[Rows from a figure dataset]
■ ■ ■ ■ ■ ■ ■
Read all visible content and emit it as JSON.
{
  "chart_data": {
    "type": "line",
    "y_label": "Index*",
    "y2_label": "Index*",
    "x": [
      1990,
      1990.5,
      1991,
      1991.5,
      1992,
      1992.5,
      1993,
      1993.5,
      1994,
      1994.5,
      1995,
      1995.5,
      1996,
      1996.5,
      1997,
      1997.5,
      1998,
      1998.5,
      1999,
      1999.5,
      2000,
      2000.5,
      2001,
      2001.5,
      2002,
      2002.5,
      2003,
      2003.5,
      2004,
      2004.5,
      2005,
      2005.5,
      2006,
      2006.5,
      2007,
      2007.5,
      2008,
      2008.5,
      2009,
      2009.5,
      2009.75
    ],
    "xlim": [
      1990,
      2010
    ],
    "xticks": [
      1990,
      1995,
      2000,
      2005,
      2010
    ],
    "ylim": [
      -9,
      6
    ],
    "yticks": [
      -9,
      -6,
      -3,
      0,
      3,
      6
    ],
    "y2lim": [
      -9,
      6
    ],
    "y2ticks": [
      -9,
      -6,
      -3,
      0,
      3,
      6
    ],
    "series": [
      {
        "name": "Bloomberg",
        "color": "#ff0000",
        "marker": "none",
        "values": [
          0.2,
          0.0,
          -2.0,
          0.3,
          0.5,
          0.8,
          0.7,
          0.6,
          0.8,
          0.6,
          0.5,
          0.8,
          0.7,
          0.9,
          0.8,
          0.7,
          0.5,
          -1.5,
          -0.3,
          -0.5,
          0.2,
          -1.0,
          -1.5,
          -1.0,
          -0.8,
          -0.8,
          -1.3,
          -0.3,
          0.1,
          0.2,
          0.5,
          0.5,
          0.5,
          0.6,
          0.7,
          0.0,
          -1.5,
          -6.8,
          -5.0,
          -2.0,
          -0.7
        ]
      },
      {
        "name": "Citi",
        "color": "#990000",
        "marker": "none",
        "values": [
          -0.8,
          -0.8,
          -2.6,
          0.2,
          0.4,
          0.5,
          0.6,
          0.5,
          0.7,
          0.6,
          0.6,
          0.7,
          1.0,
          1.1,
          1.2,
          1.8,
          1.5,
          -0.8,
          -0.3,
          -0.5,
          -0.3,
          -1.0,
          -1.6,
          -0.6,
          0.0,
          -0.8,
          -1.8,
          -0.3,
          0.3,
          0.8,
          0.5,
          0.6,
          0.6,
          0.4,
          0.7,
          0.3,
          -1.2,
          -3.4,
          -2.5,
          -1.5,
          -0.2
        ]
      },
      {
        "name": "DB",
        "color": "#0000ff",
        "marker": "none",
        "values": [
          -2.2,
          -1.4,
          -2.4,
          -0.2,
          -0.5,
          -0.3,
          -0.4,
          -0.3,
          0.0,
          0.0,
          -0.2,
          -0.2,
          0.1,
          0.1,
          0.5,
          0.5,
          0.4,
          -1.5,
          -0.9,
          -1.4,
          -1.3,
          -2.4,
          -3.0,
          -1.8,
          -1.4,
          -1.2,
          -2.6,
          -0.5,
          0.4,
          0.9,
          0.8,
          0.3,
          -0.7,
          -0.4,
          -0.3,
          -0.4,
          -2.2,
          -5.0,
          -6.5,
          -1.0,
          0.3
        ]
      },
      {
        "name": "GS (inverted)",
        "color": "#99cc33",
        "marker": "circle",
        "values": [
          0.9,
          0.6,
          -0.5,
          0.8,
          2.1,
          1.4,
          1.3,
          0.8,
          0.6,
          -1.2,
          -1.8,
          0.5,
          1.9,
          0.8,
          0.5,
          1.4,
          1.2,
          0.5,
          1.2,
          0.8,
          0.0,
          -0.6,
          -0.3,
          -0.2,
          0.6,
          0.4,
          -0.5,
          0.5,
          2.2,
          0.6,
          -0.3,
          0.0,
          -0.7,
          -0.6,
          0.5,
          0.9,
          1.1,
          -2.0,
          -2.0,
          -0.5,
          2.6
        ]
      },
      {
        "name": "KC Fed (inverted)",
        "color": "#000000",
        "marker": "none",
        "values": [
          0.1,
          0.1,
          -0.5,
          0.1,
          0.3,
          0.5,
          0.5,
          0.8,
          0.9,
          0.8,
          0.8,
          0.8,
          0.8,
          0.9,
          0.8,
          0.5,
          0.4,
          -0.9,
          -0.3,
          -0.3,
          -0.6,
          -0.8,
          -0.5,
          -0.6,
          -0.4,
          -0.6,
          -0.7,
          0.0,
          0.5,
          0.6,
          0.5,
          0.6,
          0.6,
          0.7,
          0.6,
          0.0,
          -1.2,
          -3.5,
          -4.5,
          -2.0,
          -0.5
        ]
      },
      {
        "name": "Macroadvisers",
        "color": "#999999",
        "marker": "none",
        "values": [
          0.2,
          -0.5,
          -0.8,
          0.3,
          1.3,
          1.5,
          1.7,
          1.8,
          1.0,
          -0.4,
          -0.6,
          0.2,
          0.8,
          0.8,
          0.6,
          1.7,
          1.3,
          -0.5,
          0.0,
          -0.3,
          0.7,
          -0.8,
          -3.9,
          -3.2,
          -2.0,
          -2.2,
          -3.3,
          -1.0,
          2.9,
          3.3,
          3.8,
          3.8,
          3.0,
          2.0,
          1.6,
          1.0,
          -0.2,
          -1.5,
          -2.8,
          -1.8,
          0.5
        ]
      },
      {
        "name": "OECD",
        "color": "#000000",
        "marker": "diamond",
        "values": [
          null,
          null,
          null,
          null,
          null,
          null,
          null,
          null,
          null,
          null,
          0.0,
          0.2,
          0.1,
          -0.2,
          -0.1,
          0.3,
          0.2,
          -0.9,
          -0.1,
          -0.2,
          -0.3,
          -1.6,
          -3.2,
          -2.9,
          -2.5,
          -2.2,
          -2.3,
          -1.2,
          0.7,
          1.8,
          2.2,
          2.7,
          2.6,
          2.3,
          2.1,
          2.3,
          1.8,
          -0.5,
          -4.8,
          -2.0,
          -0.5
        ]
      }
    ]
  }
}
■ ■ ■ ■ ■ ■ ■
Work to be completed:
Where a line above contains the string "name", copy that line.

Answer to the task:
        "name": "Bloomberg",
        "name": "Citi",
        "name": "DB",
        "name": "GS (inverted)",
        "name": "KC Fed (inverted)",
        "name": "Macroadvisers",
        "name": "OECD",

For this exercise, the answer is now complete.